Pour mettre en lumière le pouvoir de transformation du maquillage, le photographe Greg Kessler a créé Model-Morphosis sur le site Internet de T Magazine.

« On voit la mode bouger sur les podiums, mais on l’observe naître en coulisse « , explique le photographe américain Greg Kessler, mardi 28 février dernier, avant de s’engouffrer dans les backstages du défilé Anthony Vaccarello, au premier jour de la Fashion Week parisienne. Ce New-Yorkais de 35 ans, barbe et chemise à carreaux, est photographe en coulisse depuis dix ans. Il y a trois ans, il crée les Model-Morphosis, friandises virtuelles attendues fébrilement chaque saison par les internautes. Pour le site de T Magazine (le supplément tendances du New York Times), il réalise ces  » métamorphoses de mannequins « , soit une superposition de deux de ses photos prises en backstage, avant et après maquillage. Greg, révélateur de beauté, est fasciné par  » les détails du processus de la mise en beauté. Avec presque rien – un sourcil brossé, un enlumineur autour de la bouche – une fille devient sublime « .

Travail à faire:
(a) Citez mot pour mot, s'il vous plaît, le passage de l'extrait qui va de « Pour mettre en » à « de T Magazine. ».
(b) Répondez brièvement d'après l'extrait :
(i) Sur le site Internet de quel magazine Greg Kessler a-t-il créé Model-Morphosis ?
(ii) Depuis combien de temps est-il photographe en coulisse ?
(iii) Quel âge a-t-il ?

Jeu de données:

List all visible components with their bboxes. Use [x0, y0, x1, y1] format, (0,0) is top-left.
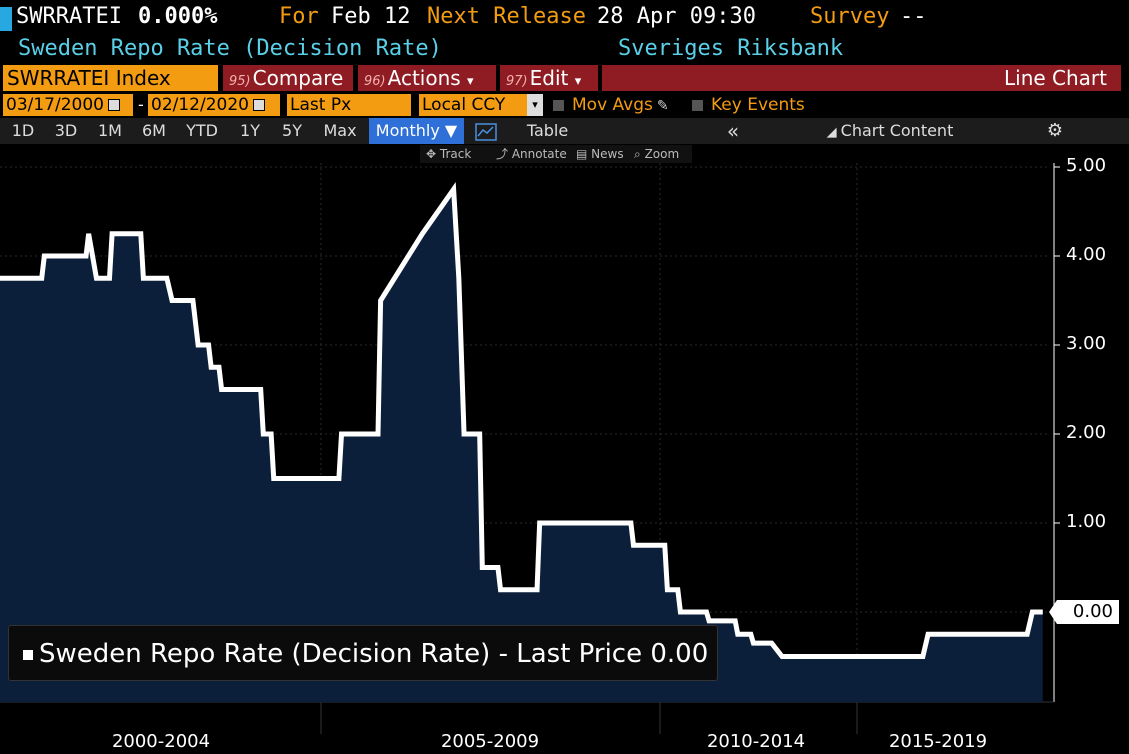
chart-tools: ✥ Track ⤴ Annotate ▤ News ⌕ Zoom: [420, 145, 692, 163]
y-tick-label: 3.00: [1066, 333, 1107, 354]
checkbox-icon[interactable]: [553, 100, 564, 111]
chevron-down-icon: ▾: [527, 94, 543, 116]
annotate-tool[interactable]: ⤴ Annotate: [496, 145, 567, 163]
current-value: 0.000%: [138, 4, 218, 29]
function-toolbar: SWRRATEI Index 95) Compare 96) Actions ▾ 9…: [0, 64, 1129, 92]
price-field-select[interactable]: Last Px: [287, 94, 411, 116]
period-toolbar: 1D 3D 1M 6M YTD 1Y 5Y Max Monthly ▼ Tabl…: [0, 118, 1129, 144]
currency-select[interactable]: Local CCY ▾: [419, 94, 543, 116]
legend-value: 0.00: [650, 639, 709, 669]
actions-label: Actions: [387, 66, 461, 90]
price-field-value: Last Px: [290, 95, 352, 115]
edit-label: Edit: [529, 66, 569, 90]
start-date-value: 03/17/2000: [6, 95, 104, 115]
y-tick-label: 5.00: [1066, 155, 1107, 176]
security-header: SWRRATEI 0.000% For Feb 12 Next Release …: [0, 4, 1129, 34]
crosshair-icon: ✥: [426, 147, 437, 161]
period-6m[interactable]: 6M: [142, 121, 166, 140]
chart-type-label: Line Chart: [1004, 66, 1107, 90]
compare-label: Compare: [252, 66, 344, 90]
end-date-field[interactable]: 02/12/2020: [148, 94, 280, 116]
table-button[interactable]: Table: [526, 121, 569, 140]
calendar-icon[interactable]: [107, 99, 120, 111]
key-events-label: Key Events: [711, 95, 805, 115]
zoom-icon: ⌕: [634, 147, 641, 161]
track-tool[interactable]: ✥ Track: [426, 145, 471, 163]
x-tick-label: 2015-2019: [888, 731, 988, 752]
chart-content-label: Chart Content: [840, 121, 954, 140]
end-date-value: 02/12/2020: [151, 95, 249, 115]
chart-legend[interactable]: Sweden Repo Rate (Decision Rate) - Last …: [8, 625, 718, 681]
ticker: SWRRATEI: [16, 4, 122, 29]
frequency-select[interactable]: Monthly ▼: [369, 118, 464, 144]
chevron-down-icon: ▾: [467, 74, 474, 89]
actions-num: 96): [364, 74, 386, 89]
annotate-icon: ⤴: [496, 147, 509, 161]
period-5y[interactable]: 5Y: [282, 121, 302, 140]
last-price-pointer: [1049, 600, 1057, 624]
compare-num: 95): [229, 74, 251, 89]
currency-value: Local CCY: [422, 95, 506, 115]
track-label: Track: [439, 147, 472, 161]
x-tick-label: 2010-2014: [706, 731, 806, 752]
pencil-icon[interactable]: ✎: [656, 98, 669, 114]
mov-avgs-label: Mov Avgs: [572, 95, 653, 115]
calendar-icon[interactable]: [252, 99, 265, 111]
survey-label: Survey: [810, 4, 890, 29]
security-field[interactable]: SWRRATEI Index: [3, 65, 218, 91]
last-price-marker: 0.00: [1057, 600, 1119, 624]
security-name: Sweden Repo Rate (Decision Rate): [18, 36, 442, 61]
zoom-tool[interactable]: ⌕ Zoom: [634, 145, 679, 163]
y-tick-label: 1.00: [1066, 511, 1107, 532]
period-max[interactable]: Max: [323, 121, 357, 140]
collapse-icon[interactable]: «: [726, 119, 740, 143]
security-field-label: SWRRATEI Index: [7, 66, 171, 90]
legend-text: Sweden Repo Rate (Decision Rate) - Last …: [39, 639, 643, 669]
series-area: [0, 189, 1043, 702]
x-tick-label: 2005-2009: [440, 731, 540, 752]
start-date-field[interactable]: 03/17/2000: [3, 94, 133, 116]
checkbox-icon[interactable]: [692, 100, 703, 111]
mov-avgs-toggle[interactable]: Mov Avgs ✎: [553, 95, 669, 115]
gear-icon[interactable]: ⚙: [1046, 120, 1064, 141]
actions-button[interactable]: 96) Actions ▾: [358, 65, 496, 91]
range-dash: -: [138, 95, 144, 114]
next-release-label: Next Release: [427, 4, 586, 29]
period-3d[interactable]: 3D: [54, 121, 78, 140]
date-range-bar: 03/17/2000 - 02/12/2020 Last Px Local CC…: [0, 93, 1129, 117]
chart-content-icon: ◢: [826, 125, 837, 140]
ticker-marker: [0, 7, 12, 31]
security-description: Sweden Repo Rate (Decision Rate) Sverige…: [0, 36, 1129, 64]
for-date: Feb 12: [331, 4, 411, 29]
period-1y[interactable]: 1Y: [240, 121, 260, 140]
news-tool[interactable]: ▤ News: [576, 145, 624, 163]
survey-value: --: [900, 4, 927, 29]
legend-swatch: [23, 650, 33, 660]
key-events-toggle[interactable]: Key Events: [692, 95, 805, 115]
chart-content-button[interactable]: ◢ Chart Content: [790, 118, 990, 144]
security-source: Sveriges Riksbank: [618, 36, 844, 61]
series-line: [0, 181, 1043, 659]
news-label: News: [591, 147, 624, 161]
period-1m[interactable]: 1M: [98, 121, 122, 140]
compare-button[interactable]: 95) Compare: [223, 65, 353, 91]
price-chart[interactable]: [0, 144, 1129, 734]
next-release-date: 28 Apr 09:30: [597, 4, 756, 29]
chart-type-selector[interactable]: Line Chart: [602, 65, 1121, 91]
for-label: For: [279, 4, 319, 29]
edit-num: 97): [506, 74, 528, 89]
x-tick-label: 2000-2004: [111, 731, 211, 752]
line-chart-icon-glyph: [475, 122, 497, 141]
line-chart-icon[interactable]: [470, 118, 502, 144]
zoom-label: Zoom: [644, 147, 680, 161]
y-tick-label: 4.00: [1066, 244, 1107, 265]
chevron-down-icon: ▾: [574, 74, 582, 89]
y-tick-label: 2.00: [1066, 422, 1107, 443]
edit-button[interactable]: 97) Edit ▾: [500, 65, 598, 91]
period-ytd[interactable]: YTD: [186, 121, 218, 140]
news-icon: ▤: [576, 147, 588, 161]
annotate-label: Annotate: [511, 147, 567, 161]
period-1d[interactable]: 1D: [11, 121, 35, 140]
--
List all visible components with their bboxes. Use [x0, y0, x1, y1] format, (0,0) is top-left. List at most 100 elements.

Résultats:
(a)
Pour mettre en lumière le pouvoir de transformation du maquillage, le photographe Greg Kessler a créé Model-Morphosis sur le site Internet de T Magazine.

(b)
(i) T Magazine, le supplément tendances du New York Times.
(ii) Depuis dix ans.
(iii) 35 ans.